### RECORDS TO PROCESS
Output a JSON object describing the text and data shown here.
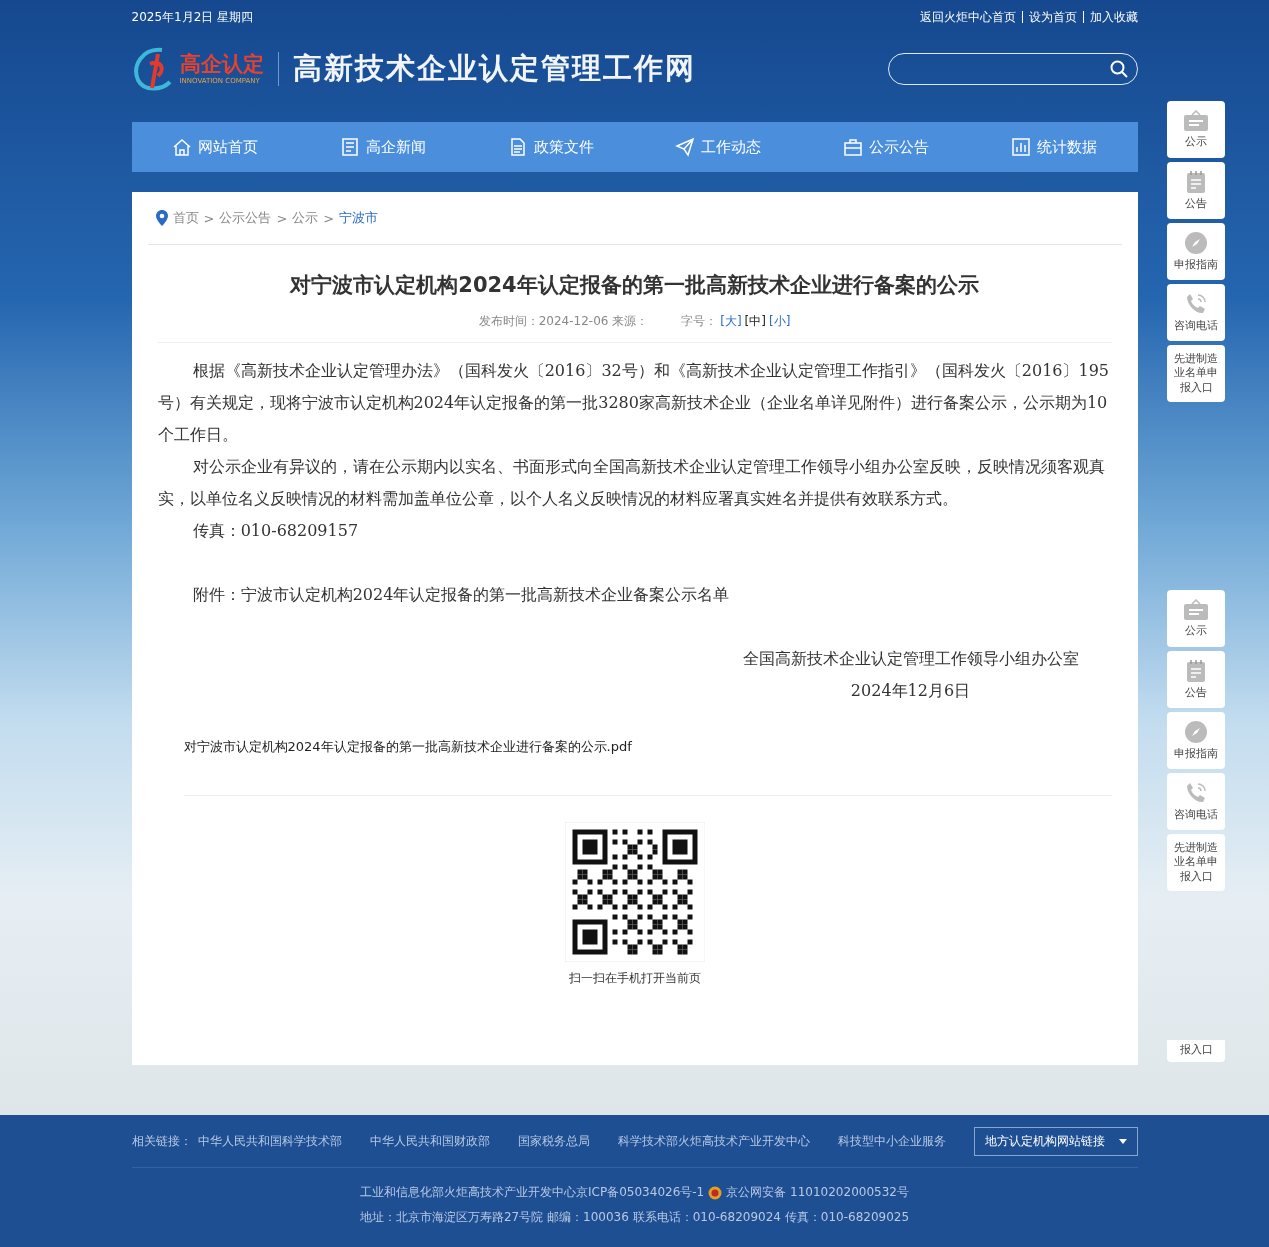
{
  "top_bar": {
    "date": "2025年1月2日 星期四",
    "links": [
      "返回火炬中心首页",
      "设为首页",
      "加入收藏"
    ]
  },
  "logo": {
    "mark_text": "高企认定",
    "mark_subtitle": "INNOVATION COMPANY",
    "site_title": "高新技术企业认定管理工作网"
  },
  "nav": [
    {
      "label": "网站首页"
    },
    {
      "label": "高企新闻"
    },
    {
      "label": "政策文件"
    },
    {
      "label": "工作动态"
    },
    {
      "label": "公示公告"
    },
    {
      "label": "统计数据"
    }
  ],
  "breadcrumb_separator": ">",
  "breadcrumb": [
    {
      "label": "首页",
      "current": false
    },
    {
      "label": "公示公告",
      "current": false
    },
    {
      "label": "公示",
      "current": false
    },
    {
      "label": "宁波市",
      "current": true
    }
  ],
  "article": {
    "title": "对宁波市认定机构2024年认定报备的第一批高新技术企业进行备案的公示",
    "meta": "发布时间：2024-12-06 来源：",
    "font_label": "字号：",
    "font_sizes": [
      {
        "label": "[大]",
        "selected": false
      },
      {
        "label": "[中]",
        "selected": true
      },
      {
        "label": "[小]",
        "selected": false
      }
    ],
    "paragraphs": [
      "根据《高新技术企业认定管理办法》（国科发火〔2016〕32号）和《高新技术企业认定管理工作指引》（国科发火〔2016〕195号）有关规定，现将宁波市认定机构2024年认定报备的第一批3280家高新技术企业（企业名单详见附件）进行备案公示，公示期为10个工作日。",
      "对公示企业有异议的，请在公示期内以实名、书面形式向全国高新技术企业认定管理工作领导小组办公室反映，反映情况须客观真实，以单位名义反映情况的材料需加盖单位公章，以个人名义反映情况的材料应署真实姓名并提供有效联系方式。",
      "传真：010-68209157"
    ],
    "attachment": "附件：宁波市认定机构2024年认定报备的第一批高新技术企业备案公示名单",
    "signature_org": "全国高新技术企业认定管理工作领导小组办公室",
    "signature_date": "2024年12月6日",
    "file_link": "对宁波市认定机构2024年认定报备的第一批高新技术企业进行备案的公示.pdf",
    "qr_caption": "扫一扫在手机打开当前页"
  },
  "side_menu_top": [
    "公示",
    "公告",
    "申报指南",
    "咨询电话",
    "先进制造业名单申报入口"
  ],
  "side_menu_bottom": [
    "公示",
    "公告",
    "申报指南",
    "咨询电话",
    "先进制造业名单申报入口"
  ],
  "side_menu_fragment": "报入口",
  "footer": {
    "links_label": "相关链接：",
    "links": [
      "中华人民共和国科学技术部",
      "中华人民共和国财政部",
      "国家税务总局",
      "科学技术部火炬高技术产业开发中心",
      "科技型中小企业服务"
    ],
    "dropdown": "地方认定机构网站链接",
    "icp": "工业和信息化部火炬高技术产业开发中心京ICP备05034026号-1",
    "police": "京公网安备 11010202000532号",
    "address": "地址：北京市海淀区万寿路27号院 邮编：100036 联系电话：010-68209024 传真：010-68209025"
  }
}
######
**WRITTEN REQUEST:** Images should not appear in the copy; retype the listing above exactly.

**WRITTEN SOLUTION:**
Output a JSON object describing the text and data shown here.
{
  "top_bar": {
    "date": "2025年1月2日 星期四",
    "links": [
      "返回火炬中心首页",
      "设为首页",
      "加入收藏"
    ]
  },
  "logo": {
    "mark_text": "高企认定",
    "mark_subtitle": "INNOVATION COMPANY",
    "site_title": "高新技术企业认定管理工作网"
  },
  "nav": [
    {
      "label": "网站首页"
    },
    {
      "label": "高企新闻"
    },
    {
      "label": "政策文件"
    },
    {
      "label": "工作动态"
    },
    {
      "label": "公示公告"
    },
    {
      "label": "统计数据"
    }
  ],
  "breadcrumb_separator": ">",
  "breadcrumb": [
    {
      "label": "首页",
      "current": false
    },
    {
      "label": "公示公告",
      "current": false
    },
    {
      "label": "公示",
      "current": false
    },
    {
      "label": "宁波市",
      "current": true
    }
  ],
  "article": {
    "title": "对宁波市认定机构2024年认定报备的第一批高新技术企业进行备案的公示",
    "meta": "发布时间：2024-12-06 来源：",
    "font_label": "字号：",
    "font_sizes": [
      {
        "label": "[大]",
        "selected": false
      },
      {
        "label": "[中]",
        "selected": true
      },
      {
        "label": "[小]",
        "selected": false
      }
    ],
    "paragraphs": [
      "根据《高新技术企业认定管理办法》（国科发火〔2016〕32号）和《高新技术企业认定管理工作指引》（国科发火〔2016〕195号）有关规定，现将宁波市认定机构2024年认定报备的第一批3280家高新技术企业（企业名单详见附件）进行备案公示，公示期为10个工作日。",
      "对公示企业有异议的，请在公示期内以实名、书面形式向全国高新技术企业认定管理工作领导小组办公室反映，反映情况须客观真实，以单位名义反映情况的材料需加盖单位公章，以个人名义反映情况的材料应署真实姓名并提供有效联系方式。",
      "传真：010-68209157"
    ],
    "attachment": "附件：宁波市认定机构2024年认定报备的第一批高新技术企业备案公示名单",
    "signature_org": "全国高新技术企业认定管理工作领导小组办公室",
    "signature_date": "2024年12月6日",
    "file_link": "对宁波市认定机构2024年认定报备的第一批高新技术企业进行备案的公示.pdf",
    "qr_caption": "扫一扫在手机打开当前页"
  },
  "side_menu_top": [
    "公示",
    "公告",
    "申报指南",
    "咨询电话",
    "先进制造业名单申报入口"
  ],
  "side_menu_bottom": [
    "公示",
    "公告",
    "申报指南",
    "咨询电话",
    "先进制造业名单申报入口"
  ],
  "side_menu_fragment": "报入口",
  "footer": {
    "links_label": "相关链接：",
    "links": [
      "中华人民共和国科学技术部",
      "中华人民共和国财政部",
      "国家税务总局",
      "科学技术部火炬高技术产业开发中心",
      "科技型中小企业服务"
    ],
    "dropdown": "地方认定机构网站链接",
    "icp": "工业和信息化部火炬高技术产业开发中心京ICP备05034026号-1",
    "police": "京公网安备 11010202000532号",
    "address": "地址：北京市海淀区万寿路27号院 邮编：100036 联系电话：010-68209024 传真：010-68209025"
  }
}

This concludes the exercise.